Passage:
+++++
Choosing the DIFC as the seat of an arbitration means the DIFC Arbitration Law (DIFC Law No. 1 of 2008) is the curial law and the DIFC Courts are the supervisory court – a UNCITRAL Model-Law framework supervised by a common-law, English-language court, distinct from onshore UAE arbitration under Federal Law No. 6 of 2018. Since Dubai Decree No. 34 of 2021, DIAC is the sole Dubai arbitral institution; the former DIFC-LCIA was abolished and its administration moved to DIAC, and under the DIAC Arbitration Rules 2022 the default seat – absent the parties’ choice – is the DIFC. Awards are enforced under the New York Convention. This is the DIFC-specific layer of our wider arbitration practice.

DIFC-seated arbitration at a glance

  • Curial law (lex arbitri): DIFC Arbitration Law (DIFC Law No. 1 of 2008, as amended)
  • Supervisory court: The DIFC Courts (common law, English language)
  • Institution: DIAC (sole Dubai institution since Decree 34 of 2021); ad hoc / UNCITRAL also possible
  • Default seat, DIAC Rules 2022: The DIFC, absent the parties’ agreement
  • Enforcement: New York Convention; the DIFC Courts ratify, then onward onshore

1. What it means to seat an arbitration in the DIFC

The seat is the juridical home of an arbitration – it fixes the curial law (the law governing the conduct, supervision and challenge of the arbitration) and the supervisory court, regardless of where hearings physically take place. Seat the arbitration in the DIFC and the DIFC Arbitration Law governs, and the DIFC Courts exercise supervisory jurisdiction; seat it onshore and Federal Law No. 6 of 2018 applies, supervised by the onshore courts. The seat is not the same as the venue (where hearings are held) or the governing law of the contract – three distinct choices that are routinely, and dangerously, conflated. The choice of seat is one of the most consequential lines in an arbitration clause, because it determines who supervises the arbitration and on what terms an award can be challenged.
+++++
Records for the exercise:
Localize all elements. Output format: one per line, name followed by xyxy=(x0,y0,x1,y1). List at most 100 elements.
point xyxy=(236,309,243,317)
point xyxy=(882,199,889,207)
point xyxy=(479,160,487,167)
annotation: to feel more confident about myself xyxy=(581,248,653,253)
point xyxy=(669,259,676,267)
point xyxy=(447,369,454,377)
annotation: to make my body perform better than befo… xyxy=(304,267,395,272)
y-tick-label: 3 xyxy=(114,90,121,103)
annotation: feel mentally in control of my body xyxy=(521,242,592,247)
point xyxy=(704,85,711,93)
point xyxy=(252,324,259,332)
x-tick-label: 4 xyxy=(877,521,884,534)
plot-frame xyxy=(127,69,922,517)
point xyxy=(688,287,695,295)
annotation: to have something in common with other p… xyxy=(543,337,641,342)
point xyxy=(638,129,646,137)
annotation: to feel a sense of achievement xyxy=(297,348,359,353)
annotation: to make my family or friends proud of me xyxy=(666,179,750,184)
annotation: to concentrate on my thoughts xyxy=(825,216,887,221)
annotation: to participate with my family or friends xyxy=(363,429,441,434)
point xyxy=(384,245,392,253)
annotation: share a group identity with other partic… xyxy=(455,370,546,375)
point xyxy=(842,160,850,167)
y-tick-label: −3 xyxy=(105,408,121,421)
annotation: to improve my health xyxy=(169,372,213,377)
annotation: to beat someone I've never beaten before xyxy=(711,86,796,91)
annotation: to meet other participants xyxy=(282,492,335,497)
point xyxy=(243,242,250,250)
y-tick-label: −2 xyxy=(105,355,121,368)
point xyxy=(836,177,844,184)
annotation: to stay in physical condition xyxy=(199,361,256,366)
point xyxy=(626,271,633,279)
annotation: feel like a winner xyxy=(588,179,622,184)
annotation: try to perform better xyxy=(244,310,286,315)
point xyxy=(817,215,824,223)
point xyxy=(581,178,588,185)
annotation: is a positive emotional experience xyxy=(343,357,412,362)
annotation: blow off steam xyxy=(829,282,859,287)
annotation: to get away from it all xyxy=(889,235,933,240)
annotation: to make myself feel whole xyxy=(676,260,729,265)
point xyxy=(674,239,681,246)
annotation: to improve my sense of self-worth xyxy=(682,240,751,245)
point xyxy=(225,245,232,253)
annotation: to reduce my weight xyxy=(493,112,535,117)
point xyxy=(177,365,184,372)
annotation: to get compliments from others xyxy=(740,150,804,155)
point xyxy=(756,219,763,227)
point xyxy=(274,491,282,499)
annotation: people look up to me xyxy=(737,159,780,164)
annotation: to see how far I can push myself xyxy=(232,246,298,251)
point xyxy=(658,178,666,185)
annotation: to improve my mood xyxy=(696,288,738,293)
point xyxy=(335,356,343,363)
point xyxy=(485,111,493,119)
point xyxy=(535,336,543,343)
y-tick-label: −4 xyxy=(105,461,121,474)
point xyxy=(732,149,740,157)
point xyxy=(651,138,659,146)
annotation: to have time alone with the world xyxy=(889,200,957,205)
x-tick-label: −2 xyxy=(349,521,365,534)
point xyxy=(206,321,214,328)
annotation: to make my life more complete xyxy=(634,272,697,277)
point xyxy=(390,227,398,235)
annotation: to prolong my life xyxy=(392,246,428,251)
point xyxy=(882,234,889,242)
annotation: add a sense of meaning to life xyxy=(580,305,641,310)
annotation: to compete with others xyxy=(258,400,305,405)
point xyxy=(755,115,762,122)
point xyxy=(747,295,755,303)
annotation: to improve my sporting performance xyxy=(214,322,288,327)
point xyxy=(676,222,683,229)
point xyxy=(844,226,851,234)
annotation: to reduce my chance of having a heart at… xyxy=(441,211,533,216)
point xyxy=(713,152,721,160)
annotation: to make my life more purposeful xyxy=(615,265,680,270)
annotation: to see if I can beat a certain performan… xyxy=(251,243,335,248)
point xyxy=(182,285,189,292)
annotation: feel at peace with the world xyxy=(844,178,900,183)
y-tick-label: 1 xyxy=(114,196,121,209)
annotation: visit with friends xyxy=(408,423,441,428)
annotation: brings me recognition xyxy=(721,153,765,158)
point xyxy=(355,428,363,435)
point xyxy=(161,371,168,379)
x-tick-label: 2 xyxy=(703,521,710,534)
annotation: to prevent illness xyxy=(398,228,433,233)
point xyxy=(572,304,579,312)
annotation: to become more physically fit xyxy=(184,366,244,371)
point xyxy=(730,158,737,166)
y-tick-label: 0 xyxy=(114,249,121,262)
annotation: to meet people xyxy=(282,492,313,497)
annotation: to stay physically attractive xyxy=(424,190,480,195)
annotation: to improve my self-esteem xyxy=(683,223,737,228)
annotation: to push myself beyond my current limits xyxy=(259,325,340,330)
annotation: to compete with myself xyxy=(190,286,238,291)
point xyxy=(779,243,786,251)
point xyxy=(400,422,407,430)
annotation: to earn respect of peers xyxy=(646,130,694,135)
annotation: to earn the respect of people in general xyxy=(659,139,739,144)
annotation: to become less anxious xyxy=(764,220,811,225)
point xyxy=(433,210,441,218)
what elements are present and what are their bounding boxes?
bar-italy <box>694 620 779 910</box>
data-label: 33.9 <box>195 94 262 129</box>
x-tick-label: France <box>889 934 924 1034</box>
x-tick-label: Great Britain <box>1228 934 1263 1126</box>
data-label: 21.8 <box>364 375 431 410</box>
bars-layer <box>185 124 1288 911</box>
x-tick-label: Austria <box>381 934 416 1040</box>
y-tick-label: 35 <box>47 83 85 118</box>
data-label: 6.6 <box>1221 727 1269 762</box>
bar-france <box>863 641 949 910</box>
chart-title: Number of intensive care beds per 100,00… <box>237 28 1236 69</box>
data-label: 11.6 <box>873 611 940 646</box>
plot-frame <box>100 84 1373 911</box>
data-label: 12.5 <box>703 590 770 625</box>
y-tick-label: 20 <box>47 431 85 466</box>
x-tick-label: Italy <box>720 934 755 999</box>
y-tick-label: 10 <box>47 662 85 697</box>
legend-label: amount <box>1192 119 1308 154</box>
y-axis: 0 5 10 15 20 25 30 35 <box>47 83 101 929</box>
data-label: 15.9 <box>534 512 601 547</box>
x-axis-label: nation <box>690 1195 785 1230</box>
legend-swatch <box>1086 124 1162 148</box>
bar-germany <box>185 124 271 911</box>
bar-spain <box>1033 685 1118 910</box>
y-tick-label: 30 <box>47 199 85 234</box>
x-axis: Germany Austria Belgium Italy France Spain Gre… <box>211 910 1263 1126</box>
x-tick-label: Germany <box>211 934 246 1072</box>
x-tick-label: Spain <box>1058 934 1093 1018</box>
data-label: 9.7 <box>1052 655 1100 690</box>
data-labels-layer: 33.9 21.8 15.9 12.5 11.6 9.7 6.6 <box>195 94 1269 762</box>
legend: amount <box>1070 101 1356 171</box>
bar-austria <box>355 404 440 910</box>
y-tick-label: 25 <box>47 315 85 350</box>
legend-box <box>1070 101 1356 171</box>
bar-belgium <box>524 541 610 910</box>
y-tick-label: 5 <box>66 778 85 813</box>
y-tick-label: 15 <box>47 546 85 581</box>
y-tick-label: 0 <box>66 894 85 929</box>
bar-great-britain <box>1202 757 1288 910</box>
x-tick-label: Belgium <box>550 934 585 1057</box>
+++++
Instructions:
**A)** In the passage on DIFC-seated arbitration, which institution has been the sole Dubai arbitral institution since Dubai Decree No. 34 of 2021?
**B)** Substitute "marker" for every "point" in the stretch of rows from the first one through the line containing "y-tick-label: −3 xyxy=(105,408,121,421)", and return only that stretch with nothing else changed.

Solutions:
**A)** DIAC

**B)**
Localize all elements. Output format: one per line, name followed by xyxy=(x0,y0,x1,y1). List at most 100 elements.
marker xyxy=(236,309,243,317)
marker xyxy=(882,199,889,207)
marker xyxy=(479,160,487,167)
annotation: to feel more confident about myself xyxy=(581,248,653,253)
marker xyxy=(669,259,676,267)
marker xyxy=(447,369,454,377)
annotation: to make my body perform better than befo… xyxy=(304,267,395,272)
y-tick-label: 3 xyxy=(114,90,121,103)
annotation: feel mentally in control of my body xyxy=(521,242,592,247)
marker xyxy=(704,85,711,93)
marker xyxy=(252,324,259,332)
x-tick-label: 4 xyxy=(877,521,884,534)
plot-frame xyxy=(127,69,922,517)
marker xyxy=(688,287,695,295)
annotation: to have something in common with other p… xyxy=(543,337,641,342)
marker xyxy=(638,129,646,137)
annotation: to feel a sense of achievement xyxy=(297,348,359,353)
annotation: to make my family or friends proud of me xyxy=(666,179,750,184)
annotation: to concentrate on my thoughts xyxy=(825,216,887,221)
annotation: to participate with my family or friends xyxy=(363,429,441,434)
marker xyxy=(384,245,392,253)
annotation: share a group identity with other partic… xyxy=(455,370,546,375)
marker xyxy=(842,160,850,167)
y-tick-label: −3 xyxy=(105,408,121,421)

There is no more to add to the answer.